TASK REQUIREMENTS
Put the lines of the records below, from the first line through the line containing "322, 648, 333]" (both included), into a JSON list of strings with one string per line. Leave out blank lines.

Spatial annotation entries
================
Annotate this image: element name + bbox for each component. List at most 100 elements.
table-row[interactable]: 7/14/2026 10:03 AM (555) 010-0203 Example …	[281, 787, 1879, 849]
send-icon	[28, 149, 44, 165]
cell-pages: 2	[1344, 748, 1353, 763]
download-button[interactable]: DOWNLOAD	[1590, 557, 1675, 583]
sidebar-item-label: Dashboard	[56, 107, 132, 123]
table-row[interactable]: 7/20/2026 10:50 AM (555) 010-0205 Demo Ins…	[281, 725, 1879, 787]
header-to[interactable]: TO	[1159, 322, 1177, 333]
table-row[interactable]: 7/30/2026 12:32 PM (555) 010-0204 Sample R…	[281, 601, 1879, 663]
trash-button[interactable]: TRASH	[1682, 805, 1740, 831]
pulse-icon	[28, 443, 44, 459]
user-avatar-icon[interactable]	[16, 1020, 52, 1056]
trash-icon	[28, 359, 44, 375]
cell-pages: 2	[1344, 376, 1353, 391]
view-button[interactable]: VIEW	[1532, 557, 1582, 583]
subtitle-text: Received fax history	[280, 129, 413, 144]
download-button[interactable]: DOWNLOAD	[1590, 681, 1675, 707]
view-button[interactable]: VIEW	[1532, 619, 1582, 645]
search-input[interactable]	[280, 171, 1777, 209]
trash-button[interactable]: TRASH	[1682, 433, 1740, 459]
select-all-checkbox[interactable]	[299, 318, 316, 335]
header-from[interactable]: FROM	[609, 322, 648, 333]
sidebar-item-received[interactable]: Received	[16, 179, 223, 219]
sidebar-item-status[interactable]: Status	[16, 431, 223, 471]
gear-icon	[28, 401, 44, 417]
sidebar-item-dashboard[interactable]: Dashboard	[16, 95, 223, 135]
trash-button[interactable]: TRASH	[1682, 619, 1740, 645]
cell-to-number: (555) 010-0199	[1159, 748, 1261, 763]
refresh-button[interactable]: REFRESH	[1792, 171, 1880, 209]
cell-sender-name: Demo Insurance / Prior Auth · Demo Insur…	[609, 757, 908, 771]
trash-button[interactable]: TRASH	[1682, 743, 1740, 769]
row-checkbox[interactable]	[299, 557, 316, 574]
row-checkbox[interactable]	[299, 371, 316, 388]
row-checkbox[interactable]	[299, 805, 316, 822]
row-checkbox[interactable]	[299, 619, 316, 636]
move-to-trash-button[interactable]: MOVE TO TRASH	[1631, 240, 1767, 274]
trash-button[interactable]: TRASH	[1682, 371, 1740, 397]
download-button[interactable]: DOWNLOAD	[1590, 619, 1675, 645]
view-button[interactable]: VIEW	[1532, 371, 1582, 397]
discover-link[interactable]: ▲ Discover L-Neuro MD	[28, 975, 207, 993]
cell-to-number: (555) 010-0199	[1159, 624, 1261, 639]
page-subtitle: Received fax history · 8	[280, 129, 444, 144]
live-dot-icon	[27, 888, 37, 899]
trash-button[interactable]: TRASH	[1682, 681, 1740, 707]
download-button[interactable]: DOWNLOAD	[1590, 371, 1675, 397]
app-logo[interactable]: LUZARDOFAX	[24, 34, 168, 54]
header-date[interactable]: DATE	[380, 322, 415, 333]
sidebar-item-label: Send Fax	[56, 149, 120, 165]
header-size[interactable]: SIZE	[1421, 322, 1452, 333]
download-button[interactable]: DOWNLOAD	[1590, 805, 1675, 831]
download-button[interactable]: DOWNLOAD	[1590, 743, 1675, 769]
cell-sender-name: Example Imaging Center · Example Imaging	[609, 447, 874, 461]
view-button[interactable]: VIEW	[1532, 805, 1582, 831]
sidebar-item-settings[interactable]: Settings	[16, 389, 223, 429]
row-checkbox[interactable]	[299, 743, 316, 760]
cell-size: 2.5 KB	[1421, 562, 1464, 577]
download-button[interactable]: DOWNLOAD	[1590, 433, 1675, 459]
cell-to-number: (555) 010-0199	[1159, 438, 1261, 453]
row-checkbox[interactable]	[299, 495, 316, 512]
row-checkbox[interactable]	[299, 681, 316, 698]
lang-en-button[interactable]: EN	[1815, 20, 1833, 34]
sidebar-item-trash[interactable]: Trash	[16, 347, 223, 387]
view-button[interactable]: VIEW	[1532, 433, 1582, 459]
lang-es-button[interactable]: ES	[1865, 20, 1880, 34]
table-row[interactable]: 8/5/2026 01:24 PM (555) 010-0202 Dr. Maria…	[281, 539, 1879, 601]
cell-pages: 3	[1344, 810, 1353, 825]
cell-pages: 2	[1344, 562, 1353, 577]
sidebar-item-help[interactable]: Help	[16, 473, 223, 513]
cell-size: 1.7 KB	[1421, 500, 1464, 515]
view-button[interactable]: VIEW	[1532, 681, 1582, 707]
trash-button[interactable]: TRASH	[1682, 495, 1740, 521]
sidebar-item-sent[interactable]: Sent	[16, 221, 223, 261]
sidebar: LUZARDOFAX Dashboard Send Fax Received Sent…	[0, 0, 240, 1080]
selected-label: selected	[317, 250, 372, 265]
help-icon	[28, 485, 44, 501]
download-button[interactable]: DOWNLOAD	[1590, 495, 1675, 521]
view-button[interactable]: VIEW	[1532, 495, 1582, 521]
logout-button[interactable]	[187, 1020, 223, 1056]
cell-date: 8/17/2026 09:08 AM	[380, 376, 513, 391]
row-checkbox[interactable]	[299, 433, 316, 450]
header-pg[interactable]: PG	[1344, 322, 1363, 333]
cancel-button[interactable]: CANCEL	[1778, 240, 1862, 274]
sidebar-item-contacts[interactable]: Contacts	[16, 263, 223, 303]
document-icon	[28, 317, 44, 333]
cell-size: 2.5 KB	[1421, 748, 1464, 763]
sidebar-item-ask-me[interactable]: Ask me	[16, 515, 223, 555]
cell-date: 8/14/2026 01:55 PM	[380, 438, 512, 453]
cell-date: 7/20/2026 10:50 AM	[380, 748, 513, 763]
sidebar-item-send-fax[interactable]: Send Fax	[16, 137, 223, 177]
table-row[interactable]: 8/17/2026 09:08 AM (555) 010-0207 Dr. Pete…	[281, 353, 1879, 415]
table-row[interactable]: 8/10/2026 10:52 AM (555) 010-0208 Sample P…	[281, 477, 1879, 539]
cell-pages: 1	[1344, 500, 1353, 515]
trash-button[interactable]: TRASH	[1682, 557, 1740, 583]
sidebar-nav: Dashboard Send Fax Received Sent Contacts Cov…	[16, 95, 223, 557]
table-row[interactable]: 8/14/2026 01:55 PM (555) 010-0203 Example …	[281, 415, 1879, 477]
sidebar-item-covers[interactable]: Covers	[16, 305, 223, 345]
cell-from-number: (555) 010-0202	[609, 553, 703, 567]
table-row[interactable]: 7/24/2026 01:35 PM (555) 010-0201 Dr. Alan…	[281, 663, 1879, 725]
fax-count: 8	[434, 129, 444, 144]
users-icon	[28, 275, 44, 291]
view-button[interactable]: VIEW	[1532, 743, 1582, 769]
================
TASK RESULT
[
  "Annotate this image: element name + bbox for each component. List at most 100 elements.",
  "table-row[interactable]: 7/14/2026 10:03 AM (555) 010-0203 Example …\t[281, 787, 1879, 849]",
  "send-icon\t[28, 149, 44, 165]",
  "cell-pages: 2\t[1344, 748, 1353, 763]",
  "download-button[interactable]: DOWNLOAD\t[1590, 557, 1675, 583]",
  "sidebar-item-label: Dashboard\t[56, 107, 132, 123]",
  "table-row[interactable]: 7/20/2026 10:50 AM (555) 010-0205 Demo Ins…\t[281, 725, 1879, 787]",
  "header-to[interactable]: TO\t[1159, 322, 1177, 333]",
  "table-row[interactable]: 7/30/2026 12:32 PM (555) 010-0204 Sample R…\t[281, 601, 1879, 663]",
  "trash-button[interactable]: TRASH\t[1682, 805, 1740, 831]",
  "pulse-icon\t[28, 443, 44, 459]",
  "user-avatar-icon[interactable]\t[16, 1020, 52, 1056]",
  "trash-icon\t[28, 359, 44, 375]",
  "cell-pages: 2\t[1344, 376, 1353, 391]",
  "view-button[interactable]: VIEW\t[1532, 557, 1582, 583]",
  "subtitle-text: Received fax history\t[280, 129, 413, 144]",
  "download-button[interactable]: DOWNLOAD\t[1590, 681, 1675, 707]",
  "view-button[interactable]: VIEW\t[1532, 619, 1582, 645]",
  "search-input[interactable]\t[280, 171, 1777, 209]",
  "trash-button[interactable]: TRASH\t[1682, 433, 1740, 459]",
  "select-all-checkbox[interactable]\t[299, 318, 316, 335]",
  "header-from[interactable]: FROM\t[609, 322, 648, 333]"
]